WHAT YOU ARE ASKED TO DO: Only the number is needed: how many lines contain the word "most"?

GIVEN INFORMATION:
──────
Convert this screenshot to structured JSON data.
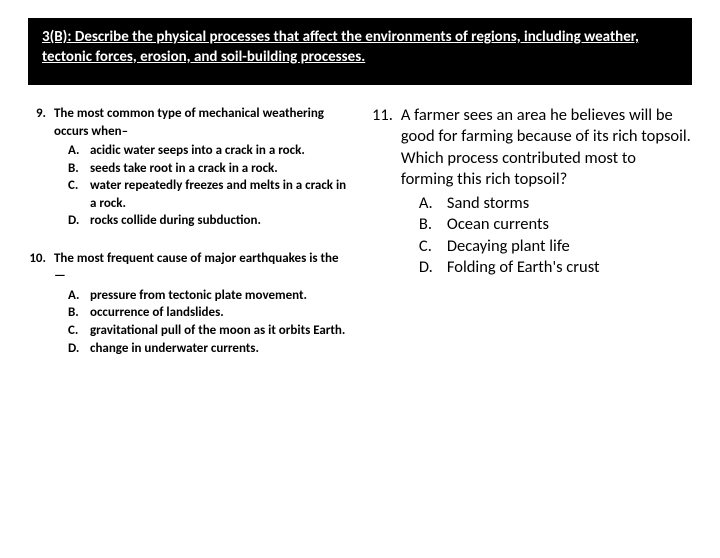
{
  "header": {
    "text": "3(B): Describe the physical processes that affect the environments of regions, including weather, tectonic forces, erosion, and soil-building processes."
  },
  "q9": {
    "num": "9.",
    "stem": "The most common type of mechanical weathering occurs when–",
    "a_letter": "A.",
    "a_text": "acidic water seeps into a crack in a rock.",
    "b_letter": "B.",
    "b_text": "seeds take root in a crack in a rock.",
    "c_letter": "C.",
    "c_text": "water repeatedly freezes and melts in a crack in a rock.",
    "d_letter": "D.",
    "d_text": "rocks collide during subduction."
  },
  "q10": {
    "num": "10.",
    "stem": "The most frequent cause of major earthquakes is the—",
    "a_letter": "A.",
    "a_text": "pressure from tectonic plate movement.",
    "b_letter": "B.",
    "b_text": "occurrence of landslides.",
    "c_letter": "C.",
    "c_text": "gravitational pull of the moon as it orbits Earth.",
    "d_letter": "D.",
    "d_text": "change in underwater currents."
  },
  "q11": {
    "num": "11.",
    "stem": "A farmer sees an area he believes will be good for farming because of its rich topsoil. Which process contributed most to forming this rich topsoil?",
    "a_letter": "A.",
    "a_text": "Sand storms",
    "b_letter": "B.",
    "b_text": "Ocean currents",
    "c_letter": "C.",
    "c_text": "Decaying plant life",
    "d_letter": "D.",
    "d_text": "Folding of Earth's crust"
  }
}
──────
IN RESPONSE: 3